Retype the data below without altering anything.

--*--

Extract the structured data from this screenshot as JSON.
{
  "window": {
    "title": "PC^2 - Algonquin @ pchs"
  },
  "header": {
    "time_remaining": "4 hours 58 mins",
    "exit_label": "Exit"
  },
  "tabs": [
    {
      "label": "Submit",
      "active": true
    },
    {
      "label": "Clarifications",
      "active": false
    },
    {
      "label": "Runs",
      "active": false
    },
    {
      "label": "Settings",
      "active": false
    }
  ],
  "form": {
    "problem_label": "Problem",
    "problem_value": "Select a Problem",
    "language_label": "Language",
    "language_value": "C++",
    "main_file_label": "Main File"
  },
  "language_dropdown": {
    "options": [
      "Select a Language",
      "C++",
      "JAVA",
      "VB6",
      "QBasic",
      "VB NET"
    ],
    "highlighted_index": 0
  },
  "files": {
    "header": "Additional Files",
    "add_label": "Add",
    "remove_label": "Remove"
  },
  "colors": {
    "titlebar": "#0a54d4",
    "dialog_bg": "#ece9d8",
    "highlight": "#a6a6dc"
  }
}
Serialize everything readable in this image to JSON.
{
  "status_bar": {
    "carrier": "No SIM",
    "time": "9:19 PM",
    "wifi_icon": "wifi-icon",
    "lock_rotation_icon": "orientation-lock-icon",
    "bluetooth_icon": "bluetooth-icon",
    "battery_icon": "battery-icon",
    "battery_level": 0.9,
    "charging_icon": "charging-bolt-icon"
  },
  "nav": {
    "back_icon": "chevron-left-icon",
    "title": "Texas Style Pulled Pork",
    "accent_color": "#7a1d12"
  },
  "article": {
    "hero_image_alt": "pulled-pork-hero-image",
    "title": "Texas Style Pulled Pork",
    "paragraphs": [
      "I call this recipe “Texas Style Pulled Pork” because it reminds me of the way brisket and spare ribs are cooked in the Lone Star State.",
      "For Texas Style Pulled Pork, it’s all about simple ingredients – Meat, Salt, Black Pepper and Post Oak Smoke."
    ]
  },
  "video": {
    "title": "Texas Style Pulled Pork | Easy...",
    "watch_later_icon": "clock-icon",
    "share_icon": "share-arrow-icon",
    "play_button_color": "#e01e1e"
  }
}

--*--

#### [Solution below]
Extract the structured data from this screenshot as JSON.
{
  "window": {
    "title": "PC^2 - Algonquin @ pchs"
  },
  "header": {
    "time_remaining": "4 hours 58 mins",
    "exit_label": "Exit"
  },
  "tabs": [
    {
      "label": "Submit",
      "active": true
    },
    {
      "label": "Clarifications",
      "active": false
    },
    {
      "label": "Runs",
      "active": false
    },
    {
      "label": "Settings",
      "active": false
    }
  ],
  "form": {
    "problem_label": "Problem",
    "problem_value": "Select a Problem",
    "language_label": "Language",
    "language_value": "C++",
    "main_file_label": "Main File"
  },
  "language_dropdown": {
    "options": [
      "Select a Language",
      "C++",
      "JAVA",
      "VB6",
      "QBasic",
      "VB NET"
    ],
    "highlighted_index": 0
  },
  "files": {
    "header": "Additional Files",
    "add_label": "Add",
    "remove_label": "Remove"
  },
  "colors": {
    "titlebar": "#0a54d4",
    "dialog_bg": "#ece9d8",
    "highlight": "#a6a6dc"
  }
}
Serialize everything readable in this image to JSON.
{
  "status_bar": {
    "carrier": "No SIM",
    "time": "9:19 PM",
    "wifi_icon": "wifi-icon",
    "lock_rotation_icon": "orientation-lock-icon",
    "bluetooth_icon": "bluetooth-icon",
    "battery_icon": "battery-icon",
    "battery_level": 0.9,
    "charging_icon": "charging-bolt-icon"
  },
  "nav": {
    "back_icon": "chevron-left-icon",
    "title": "Texas Style Pulled Pork",
    "accent_color": "#7a1d12"
  },
  "article": {
    "hero_image_alt": "pulled-pork-hero-image",
    "title": "Texas Style Pulled Pork",
    "paragraphs": [
      "I call this recipe “Texas Style Pulled Pork” because it reminds me of the way brisket and spare ribs are cooked in the Lone Star State.",
      "For Texas Style Pulled Pork, it’s all about simple ingredients – Meat, Salt, Black Pepper and Post Oak Smoke."
    ]
  },
  "video": {
    "title": "Texas Style Pulled Pork | Easy...",
    "watch_later_icon": "clock-icon",
    "share_icon": "share-arrow-icon",
    "play_button_color": "#e01e1e"
  }
}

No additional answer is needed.